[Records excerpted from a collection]

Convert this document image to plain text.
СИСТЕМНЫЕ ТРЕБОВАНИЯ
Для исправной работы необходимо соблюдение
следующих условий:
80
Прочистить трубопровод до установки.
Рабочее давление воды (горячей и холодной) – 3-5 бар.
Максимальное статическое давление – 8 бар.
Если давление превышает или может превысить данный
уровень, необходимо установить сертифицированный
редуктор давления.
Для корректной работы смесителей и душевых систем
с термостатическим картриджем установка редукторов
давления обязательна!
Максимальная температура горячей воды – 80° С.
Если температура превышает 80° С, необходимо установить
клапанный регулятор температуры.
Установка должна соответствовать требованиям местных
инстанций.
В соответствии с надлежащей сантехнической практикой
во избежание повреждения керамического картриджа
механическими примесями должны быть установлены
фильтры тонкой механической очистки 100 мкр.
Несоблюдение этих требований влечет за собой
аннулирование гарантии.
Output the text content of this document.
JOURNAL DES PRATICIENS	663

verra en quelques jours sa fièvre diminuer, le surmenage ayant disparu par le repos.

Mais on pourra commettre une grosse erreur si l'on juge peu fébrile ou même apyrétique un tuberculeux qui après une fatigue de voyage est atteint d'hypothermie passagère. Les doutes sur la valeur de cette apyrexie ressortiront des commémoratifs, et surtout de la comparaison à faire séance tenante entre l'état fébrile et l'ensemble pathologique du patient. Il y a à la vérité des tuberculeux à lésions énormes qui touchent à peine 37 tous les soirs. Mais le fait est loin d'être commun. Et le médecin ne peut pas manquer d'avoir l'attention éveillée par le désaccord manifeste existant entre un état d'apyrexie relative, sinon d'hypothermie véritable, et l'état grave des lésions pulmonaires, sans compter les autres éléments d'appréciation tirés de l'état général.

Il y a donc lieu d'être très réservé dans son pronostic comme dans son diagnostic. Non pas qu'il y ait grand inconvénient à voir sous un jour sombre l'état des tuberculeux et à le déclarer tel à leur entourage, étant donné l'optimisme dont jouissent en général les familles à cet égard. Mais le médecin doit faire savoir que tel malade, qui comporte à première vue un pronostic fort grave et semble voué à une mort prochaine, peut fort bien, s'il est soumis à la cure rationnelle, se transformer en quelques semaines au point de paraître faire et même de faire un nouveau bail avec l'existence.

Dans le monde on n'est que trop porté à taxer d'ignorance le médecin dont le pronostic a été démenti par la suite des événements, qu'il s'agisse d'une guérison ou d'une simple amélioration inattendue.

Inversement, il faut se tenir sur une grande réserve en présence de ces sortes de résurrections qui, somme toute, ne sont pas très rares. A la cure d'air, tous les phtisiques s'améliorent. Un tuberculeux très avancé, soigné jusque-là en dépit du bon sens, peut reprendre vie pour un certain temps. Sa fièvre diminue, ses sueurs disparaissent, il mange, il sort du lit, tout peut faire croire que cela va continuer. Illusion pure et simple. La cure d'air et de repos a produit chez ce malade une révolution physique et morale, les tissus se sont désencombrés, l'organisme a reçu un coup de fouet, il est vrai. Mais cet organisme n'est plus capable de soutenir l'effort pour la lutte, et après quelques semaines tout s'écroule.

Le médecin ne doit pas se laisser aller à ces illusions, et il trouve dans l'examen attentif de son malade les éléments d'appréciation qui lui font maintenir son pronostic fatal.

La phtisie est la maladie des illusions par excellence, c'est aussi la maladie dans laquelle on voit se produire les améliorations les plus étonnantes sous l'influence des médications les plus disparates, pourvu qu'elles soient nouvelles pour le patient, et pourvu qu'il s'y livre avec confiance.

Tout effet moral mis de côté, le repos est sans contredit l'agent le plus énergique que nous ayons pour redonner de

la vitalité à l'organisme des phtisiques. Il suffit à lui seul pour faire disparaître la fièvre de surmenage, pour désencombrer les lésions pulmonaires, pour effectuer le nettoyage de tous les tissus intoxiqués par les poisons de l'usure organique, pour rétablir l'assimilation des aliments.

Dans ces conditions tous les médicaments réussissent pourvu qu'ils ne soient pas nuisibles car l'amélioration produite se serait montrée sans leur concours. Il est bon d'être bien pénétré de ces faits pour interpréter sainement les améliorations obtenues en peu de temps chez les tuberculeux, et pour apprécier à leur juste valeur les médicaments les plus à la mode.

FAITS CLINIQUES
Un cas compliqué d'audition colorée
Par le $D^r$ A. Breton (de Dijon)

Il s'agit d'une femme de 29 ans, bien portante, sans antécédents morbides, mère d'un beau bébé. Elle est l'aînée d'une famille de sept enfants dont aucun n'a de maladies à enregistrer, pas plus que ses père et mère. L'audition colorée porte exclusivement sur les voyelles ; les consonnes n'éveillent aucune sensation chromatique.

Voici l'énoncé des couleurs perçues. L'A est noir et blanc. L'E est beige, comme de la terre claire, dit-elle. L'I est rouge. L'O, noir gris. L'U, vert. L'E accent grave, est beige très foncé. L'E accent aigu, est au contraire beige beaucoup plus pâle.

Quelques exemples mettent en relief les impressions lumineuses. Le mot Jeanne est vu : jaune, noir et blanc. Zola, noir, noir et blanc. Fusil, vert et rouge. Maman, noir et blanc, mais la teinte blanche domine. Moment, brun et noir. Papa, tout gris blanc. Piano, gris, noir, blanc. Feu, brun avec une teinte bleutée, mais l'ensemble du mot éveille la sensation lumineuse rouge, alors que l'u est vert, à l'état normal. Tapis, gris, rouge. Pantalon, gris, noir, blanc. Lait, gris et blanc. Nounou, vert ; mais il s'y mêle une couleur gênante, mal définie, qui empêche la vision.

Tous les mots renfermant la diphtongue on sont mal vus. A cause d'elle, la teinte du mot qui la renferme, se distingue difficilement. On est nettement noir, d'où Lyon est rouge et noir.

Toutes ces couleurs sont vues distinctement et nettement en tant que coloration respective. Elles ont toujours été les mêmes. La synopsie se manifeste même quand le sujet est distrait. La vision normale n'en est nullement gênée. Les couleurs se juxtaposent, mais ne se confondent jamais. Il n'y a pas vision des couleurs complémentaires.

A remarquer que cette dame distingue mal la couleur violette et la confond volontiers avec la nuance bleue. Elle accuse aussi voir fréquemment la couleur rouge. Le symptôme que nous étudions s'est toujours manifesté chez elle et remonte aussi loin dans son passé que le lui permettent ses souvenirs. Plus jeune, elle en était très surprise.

* _INSTRUCTION_
Please output the complete data exactly.

* _RESULT OF THIS TASK_
Convert this document image to plain text.
СИСТЕМНЫЕ ТРЕБОВАНИЯ
Для исправной работы необходимо соблюдение
следующих условий:
80
Прочистить трубопровод до установки.
Рабочее давление воды (горячей и холодной) – 3-5 бар.
Максимальное статическое давление – 8 бар.
Если давление превышает или может превысить данный
уровень, необходимо установить сертифицированный
редуктор давления.
Для корректной работы смесителей и душевых систем
с термостатическим картриджем установка редукторов
давления обязательна!
Максимальная температура горячей воды – 80° С.
Если температура превышает 80° С, необходимо установить
клапанный регулятор температуры.
Установка должна соответствовать требованиям местных
инстанций.
В соответствии с надлежащей сантехнической практикой
во избежание повреждения керамического картриджа
механическими примесями должны быть установлены
фильтры тонкой механической очистки 100 мкр.
Несоблюдение этих требований влечет за собой
аннулирование гарантии.
Output the text content of this document.
JOURNAL DES PRATICIENS	663

verra en quelques jours sa fièvre diminuer, le surmenage ayant disparu par le repos.

Mais on pourra commettre une grosse erreur si l'on juge peu fébrile ou même apyrétique un tuberculeux qui après une fatigue de voyage est atteint d'hypothermie passagère. Les doutes sur la valeur de cette apyrexie ressortiront des commémoratifs, et surtout de la comparaison à faire séance tenante entre l'état fébrile et l'ensemble pathologique du patient. Il y a à la vérité des tuberculeux à lésions énormes qui touchent à peine 37 tous les soirs. Mais le fait est loin d'être commun. Et le médecin ne peut pas manquer d'avoir l'attention éveillée par le désaccord manifeste existant entre un état d'apyrexie relative, sinon d'hypothermie véritable, et l'état grave des lésions pulmonaires, sans compter les autres éléments d'appréciation tirés de l'état général.

Il y a donc lieu d'être très réservé dans son pronostic comme dans son diagnostic. Non pas qu'il y ait grand inconvénient à voir sous un jour sombre l'état des tuberculeux et à le déclarer tel à leur entourage, étant donné l'optimisme dont jouissent en général les familles à cet égard. Mais le médecin doit faire savoir que tel malade, qui comporte à première vue un pronostic fort grave et semble voué à une mort prochaine, peut fort bien, s'il est soumis à la cure rationnelle, se transformer en quelques semaines au point de paraître faire et même de faire un nouveau bail avec l'existence.

Dans le monde on n'est que trop porté à taxer d'ignorance le médecin dont le pronostic a été démenti par la suite des événements, qu'il s'agisse d'une guérison ou d'une simple amélioration inattendue.

Inversement, il faut se tenir sur une grande réserve en présence de ces sortes de résurrections qui, somme toute, ne sont pas très rares. A la cure d'air, tous les phtisiques s'améliorent. Un tuberculeux très avancé, soigné jusque-là en dépit du bon sens, peut reprendre vie pour un certain temps. Sa fièvre diminue, ses sueurs disparaissent, il mange, il sort du lit, tout peut faire croire que cela va continuer. Illusion pure et simple. La cure d'air et de repos a produit chez ce malade une révolution physique et morale, les tissus se sont désencombrés, l'organisme a reçu un coup de fouet, il est vrai. Mais cet organisme n'est plus capable de soutenir l'effort pour la lutte, et après quelques semaines tout s'écroule.

Le médecin ne doit pas se laisser aller à ces illusions, et il trouve dans l'examen attentif de son malade les éléments d'appréciation qui lui font maintenir son pronostic fatal.

La phtisie est la maladie des illusions par excellence, c'est aussi la maladie dans laquelle on voit se produire les améliorations les plus étonnantes sous l'influence des médications les plus disparates, pourvu qu'elles soient nouvelles pour le patient, et pourvu qu'il s'y livre avec confiance.

Tout effet moral mis de côté, le repos est sans contredit l'agent le plus énergique que nous ayons pour redonner de

la vitalité à l'organisme des phtisiques. Il suffit à lui seul pour faire disparaître la fièvre de surmenage, pour désencombrer les lésions pulmonaires, pour effectuer le nettoyage de tous les tissus intoxiqués par les poisons de l'usure organique, pour rétablir l'assimilation des aliments.

Dans ces conditions tous les médicaments réussissent pourvu qu'ils ne soient pas nuisibles car l'amélioration produite se serait montrée sans leur concours. Il est bon d'être bien pénétré de ces faits pour interpréter sainement les améliorations obtenues en peu de temps chez les tuberculeux, et pour apprécier à leur juste valeur les médicaments les plus à la mode.

FAITS CLINIQUES
Un cas compliqué d'audition colorée
Par le $D^r$ A. Breton (de Dijon)

Il s'agit d'une femme de 29 ans, bien portante, sans antécédents morbides, mère d'un beau bébé. Elle est l'aînée d'une famille de sept enfants dont aucun n'a de maladies à enregistrer, pas plus que ses père et mère. L'audition colorée porte exclusivement sur les voyelles ; les consonnes n'éveillent aucune sensation chromatique.

Voici l'énoncé des couleurs perçues. L'A est noir et blanc. L'E est beige, comme de la terre claire, dit-elle. L'I est rouge. L'O, noir gris. L'U, vert. L'E accent grave, est beige très foncé. L'E accent aigu, est au contraire beige beaucoup plus pâle.

Quelques exemples mettent en relief les impressions lumineuses. Le mot Jeanne est vu : jaune, noir et blanc. Zola, noir, noir et blanc. Fusil, vert et rouge. Maman, noir et blanc, mais la teinte blanche domine. Moment, brun et noir. Papa, tout gris blanc. Piano, gris, noir, blanc. Feu, brun avec une teinte bleutée, mais l'ensemble du mot éveille la sensation lumineuse rouge, alors que l'u est vert, à l'état normal. Tapis, gris, rouge. Pantalon, gris, noir, blanc. Lait, gris et blanc. Nounou, vert ; mais il s'y mêle une couleur gênante, mal définie, qui empêche la vision.

Tous les mots renfermant la diphtongue on sont mal vus. A cause d'elle, la teinte du mot qui la renferme, se distingue difficilement. On est nettement noir, d'où Lyon est rouge et noir.

Toutes ces couleurs sont vues distinctement et nettement en tant que coloration respective. Elles ont toujours été les mêmes. La synopsie se manifeste même quand le sujet est distrait. La vision normale n'en est nullement gênée. Les couleurs se juxtaposent, mais ne se confondent jamais. Il n'y a pas vision des couleurs complémentaires.

A remarquer que cette dame distingue mal la couleur violette et la confond volontiers avec la nuance bleue. Elle accuse aussi voir fréquemment la couleur rouge. Le symptôme que nous étudions s'est toujours manifesté chez elle et remonte aussi loin dans son passé que le lui permettent ses souvenirs. Plus jeune, elle en était très surprise.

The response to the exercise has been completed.